[Some records]
START

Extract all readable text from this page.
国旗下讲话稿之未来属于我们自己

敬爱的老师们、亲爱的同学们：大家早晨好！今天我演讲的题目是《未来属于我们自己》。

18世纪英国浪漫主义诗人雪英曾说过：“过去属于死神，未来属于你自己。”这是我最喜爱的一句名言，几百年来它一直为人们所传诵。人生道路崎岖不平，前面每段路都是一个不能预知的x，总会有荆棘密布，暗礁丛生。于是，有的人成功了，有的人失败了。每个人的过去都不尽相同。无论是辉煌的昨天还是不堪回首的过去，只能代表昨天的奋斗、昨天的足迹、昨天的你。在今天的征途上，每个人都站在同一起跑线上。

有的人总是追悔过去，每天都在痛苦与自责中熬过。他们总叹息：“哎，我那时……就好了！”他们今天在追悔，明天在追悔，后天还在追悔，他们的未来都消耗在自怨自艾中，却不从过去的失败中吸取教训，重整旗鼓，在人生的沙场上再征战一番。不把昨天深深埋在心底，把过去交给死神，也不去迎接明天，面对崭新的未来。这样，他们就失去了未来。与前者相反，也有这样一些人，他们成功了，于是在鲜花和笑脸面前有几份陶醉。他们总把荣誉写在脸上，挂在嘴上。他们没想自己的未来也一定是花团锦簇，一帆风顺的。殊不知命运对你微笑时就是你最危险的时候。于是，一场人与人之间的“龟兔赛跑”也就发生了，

END

Task: Extract the whole listing, character for character.

Answer to this problem:
Extract all readable text from this page.
国旗下讲话稿之未来属于我们自己

敬爱的老师们、亲爱的同学们：大家早晨好！今天我演讲的题目是《未来属于我们自己》。

18世纪英国浪漫主义诗人雪英曾说过：“过去属于死神，未来属于你自己。”这是我最喜爱的一句名言，几百年来它一直为人们所传诵。人生道路崎岖不平，前面每段路都是一个不能预知的x，总会有荆棘密布，暗礁丛生。于是，有的人成功了，有的人失败了。每个人的过去都不尽相同。无论是辉煌的昨天还是不堪回首的过去，只能代表昨天的奋斗、昨天的足迹、昨天的你。在今天的征途上，每个人都站在同一起跑线上。

有的人总是追悔过去，每天都在痛苦与自责中熬过。他们总叹息：“哎，我那时……就好了！”他们今天在追悔，明天在追悔，后天还在追悔，他们的未来都消耗在自怨自艾中，却不从过去的失败中吸取教训，重整旗鼓，在人生的沙场上再征战一番。不把昨天深深埋在心底，把过去交给死神，也不去迎接明天，面对崭新的未来。这样，他们就失去了未来。与前者相反，也有这样一些人，他们成功了，于是在鲜花和笑脸面前有几份陶醉。他们总把荣誉写在脸上，挂在嘴上。他们没想自己的未来也一定是花团锦簇，一帆风顺的。殊不知命运对你微笑时就是你最危险的时候。于是，一场人与人之间的“龟兔赛跑”也就发生了，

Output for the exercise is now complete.